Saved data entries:
* * * * * * * * *

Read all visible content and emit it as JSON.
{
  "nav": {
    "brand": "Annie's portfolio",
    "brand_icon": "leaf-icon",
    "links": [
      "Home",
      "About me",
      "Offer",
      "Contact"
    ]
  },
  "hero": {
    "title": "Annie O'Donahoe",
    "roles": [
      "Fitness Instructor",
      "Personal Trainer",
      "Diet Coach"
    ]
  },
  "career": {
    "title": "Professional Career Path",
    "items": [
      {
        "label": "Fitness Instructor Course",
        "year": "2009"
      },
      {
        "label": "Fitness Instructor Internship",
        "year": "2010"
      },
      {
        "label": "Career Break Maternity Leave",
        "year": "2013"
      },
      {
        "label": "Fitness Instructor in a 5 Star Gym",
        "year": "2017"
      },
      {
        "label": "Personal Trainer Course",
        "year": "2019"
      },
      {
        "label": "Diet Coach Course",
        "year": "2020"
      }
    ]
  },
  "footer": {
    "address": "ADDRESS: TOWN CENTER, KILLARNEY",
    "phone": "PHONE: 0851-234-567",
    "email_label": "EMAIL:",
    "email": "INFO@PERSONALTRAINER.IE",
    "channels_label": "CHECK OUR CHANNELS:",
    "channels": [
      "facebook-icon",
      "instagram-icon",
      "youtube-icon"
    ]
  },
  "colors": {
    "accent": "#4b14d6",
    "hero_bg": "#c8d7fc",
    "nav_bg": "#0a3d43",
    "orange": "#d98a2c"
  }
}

* * * * * * * * *

### The problem
Give back the whole listing exactly as it reads.

### Full answer
Read all visible content and emit it as JSON.
{
  "nav": {
    "brand": "Annie's portfolio",
    "brand_icon": "leaf-icon",
    "links": [
      "Home",
      "About me",
      "Offer",
      "Contact"
    ]
  },
  "hero": {
    "title": "Annie O'Donahoe",
    "roles": [
      "Fitness Instructor",
      "Personal Trainer",
      "Diet Coach"
    ]
  },
  "career": {
    "title": "Professional Career Path",
    "items": [
      {
        "label": "Fitness Instructor Course",
        "year": "2009"
      },
      {
        "label": "Fitness Instructor Internship",
        "year": "2010"
      },
      {
        "label": "Career Break Maternity Leave",
        "year": "2013"
      },
      {
        "label": "Fitness Instructor in a 5 Star Gym",
        "year": "2017"
      },
      {
        "label": "Personal Trainer Course",
        "year": "2019"
      },
      {
        "label": "Diet Coach Course",
        "year": "2020"
      }
    ]
  },
  "footer": {
    "address": "ADDRESS: TOWN CENTER, KILLARNEY",
    "phone": "PHONE: 0851-234-567",
    "email_label": "EMAIL:",
    "email": "INFO@PERSONALTRAINER.IE",
    "channels_label": "CHECK OUR CHANNELS:",
    "channels": [
      "facebook-icon",
      "instagram-icon",
      "youtube-icon"
    ]
  },
  "colors": {
    "accent": "#4b14d6",
    "hero_bg": "#c8d7fc",
    "nav_bg": "#0a3d43",
    "orange": "#d98a2c"
  }
}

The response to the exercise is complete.